Exercise details: Check each line of the records below for the word "Kingdom" and copy those where it appears.

Figure content listings

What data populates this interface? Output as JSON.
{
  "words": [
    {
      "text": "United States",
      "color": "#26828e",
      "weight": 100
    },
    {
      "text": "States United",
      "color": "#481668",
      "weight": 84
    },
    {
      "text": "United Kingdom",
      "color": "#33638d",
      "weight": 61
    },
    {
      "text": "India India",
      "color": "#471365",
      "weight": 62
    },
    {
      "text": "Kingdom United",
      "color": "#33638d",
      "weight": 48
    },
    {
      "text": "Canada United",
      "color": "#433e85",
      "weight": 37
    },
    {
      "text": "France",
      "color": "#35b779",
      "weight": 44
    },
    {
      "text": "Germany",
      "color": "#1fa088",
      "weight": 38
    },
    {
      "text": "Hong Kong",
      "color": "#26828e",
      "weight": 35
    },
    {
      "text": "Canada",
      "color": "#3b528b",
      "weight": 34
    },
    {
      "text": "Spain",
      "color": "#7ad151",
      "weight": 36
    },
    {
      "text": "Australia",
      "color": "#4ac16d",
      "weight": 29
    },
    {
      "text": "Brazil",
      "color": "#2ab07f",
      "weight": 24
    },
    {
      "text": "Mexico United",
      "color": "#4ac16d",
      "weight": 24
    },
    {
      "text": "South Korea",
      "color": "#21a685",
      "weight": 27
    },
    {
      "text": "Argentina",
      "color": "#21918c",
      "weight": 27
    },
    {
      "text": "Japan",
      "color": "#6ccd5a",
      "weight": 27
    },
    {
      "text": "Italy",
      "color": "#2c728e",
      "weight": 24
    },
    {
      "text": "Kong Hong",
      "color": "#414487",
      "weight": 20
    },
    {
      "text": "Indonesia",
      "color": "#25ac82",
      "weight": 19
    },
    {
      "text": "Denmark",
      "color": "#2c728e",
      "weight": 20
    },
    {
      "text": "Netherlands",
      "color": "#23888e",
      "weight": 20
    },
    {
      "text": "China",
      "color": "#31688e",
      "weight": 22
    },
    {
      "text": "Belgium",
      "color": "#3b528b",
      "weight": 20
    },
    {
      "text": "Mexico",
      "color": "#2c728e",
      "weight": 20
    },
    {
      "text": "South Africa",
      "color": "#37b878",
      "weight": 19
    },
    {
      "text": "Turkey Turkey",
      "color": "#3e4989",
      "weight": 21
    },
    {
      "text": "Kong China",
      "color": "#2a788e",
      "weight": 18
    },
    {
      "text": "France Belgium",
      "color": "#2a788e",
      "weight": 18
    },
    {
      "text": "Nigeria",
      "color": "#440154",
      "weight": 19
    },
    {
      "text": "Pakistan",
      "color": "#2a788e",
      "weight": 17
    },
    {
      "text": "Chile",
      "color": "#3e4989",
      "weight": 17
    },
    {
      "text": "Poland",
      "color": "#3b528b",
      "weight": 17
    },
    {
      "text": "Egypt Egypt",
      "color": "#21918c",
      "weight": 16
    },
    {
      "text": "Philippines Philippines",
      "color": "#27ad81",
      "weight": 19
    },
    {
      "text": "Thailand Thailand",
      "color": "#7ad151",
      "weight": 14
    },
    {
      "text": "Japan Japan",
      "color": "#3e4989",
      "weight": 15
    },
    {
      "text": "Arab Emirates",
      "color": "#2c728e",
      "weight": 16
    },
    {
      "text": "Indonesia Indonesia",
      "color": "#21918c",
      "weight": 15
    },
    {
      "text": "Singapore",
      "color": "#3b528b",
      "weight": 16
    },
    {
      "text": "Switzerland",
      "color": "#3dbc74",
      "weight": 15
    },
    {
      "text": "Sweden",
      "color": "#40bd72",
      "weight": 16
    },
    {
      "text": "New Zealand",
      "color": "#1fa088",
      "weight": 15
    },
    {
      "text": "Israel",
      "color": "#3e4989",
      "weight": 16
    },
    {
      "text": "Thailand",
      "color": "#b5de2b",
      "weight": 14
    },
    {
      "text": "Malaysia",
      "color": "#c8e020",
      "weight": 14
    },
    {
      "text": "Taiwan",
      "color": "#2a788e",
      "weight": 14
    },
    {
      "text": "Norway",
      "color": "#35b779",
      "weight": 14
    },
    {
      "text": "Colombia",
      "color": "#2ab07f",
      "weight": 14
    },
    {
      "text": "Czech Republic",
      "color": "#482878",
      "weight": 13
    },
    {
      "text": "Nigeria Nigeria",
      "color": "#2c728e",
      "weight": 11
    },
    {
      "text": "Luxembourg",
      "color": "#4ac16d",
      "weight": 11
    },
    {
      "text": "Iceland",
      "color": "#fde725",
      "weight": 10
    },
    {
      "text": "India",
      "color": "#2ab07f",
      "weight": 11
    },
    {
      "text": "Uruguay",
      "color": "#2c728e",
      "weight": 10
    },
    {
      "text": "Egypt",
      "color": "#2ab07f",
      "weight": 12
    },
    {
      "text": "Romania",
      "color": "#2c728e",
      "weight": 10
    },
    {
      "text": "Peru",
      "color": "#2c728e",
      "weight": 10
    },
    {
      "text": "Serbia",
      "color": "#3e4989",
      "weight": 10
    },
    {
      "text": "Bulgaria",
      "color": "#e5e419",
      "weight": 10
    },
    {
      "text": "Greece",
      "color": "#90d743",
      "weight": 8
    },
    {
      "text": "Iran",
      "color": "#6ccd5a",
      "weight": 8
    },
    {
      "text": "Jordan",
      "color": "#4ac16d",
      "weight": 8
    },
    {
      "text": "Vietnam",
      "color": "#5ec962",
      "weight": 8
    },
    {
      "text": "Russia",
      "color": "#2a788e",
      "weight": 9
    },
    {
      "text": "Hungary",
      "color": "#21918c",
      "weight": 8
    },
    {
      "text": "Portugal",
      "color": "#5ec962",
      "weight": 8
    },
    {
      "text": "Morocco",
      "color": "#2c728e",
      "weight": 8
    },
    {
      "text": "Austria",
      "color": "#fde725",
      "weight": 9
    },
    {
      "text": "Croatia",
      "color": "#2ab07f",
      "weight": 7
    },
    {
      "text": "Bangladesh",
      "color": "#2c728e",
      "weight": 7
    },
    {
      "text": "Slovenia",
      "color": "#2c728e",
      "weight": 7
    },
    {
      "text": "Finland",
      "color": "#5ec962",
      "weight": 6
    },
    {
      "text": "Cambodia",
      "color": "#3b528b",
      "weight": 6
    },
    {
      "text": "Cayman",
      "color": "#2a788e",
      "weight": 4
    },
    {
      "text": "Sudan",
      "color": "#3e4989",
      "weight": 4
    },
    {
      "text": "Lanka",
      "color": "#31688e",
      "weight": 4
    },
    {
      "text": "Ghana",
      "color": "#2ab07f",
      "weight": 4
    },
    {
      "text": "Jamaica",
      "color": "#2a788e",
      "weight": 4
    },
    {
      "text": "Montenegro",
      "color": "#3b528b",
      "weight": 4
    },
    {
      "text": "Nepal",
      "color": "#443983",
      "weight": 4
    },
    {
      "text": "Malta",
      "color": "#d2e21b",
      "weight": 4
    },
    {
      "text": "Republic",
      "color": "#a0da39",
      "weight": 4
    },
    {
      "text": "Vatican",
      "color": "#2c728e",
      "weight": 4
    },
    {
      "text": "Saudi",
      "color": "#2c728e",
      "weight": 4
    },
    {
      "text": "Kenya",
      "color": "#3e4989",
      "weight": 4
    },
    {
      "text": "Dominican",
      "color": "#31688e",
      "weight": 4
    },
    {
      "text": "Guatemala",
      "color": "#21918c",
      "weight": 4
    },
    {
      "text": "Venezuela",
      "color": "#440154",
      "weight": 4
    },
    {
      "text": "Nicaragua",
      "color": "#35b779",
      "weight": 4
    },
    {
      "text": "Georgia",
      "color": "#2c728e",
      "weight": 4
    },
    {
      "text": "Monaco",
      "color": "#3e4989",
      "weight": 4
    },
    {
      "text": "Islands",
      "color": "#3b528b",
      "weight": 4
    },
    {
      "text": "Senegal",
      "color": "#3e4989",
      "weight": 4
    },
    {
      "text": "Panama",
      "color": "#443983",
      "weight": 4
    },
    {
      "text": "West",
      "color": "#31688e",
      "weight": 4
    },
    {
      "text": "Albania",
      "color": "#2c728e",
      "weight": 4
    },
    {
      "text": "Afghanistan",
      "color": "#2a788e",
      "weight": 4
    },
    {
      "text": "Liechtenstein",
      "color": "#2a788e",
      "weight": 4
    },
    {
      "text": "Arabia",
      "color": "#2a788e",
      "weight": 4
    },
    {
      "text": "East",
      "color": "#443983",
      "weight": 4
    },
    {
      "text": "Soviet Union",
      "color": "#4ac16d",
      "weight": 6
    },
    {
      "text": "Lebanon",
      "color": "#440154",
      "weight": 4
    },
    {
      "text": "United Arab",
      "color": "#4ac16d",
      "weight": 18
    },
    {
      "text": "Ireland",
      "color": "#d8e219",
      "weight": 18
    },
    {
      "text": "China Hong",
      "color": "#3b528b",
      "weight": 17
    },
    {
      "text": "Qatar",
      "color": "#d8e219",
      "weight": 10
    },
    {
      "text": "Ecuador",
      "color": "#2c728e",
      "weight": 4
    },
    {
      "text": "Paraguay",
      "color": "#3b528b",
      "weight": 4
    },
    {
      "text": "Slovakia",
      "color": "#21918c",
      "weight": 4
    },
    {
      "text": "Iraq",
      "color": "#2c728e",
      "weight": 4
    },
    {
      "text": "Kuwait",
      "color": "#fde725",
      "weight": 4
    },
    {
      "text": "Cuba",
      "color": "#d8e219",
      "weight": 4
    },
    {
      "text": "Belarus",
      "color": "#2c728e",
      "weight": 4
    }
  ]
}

Answer for this exercise:
      "text": "United Kingdom",
      "text": "Kingdom United",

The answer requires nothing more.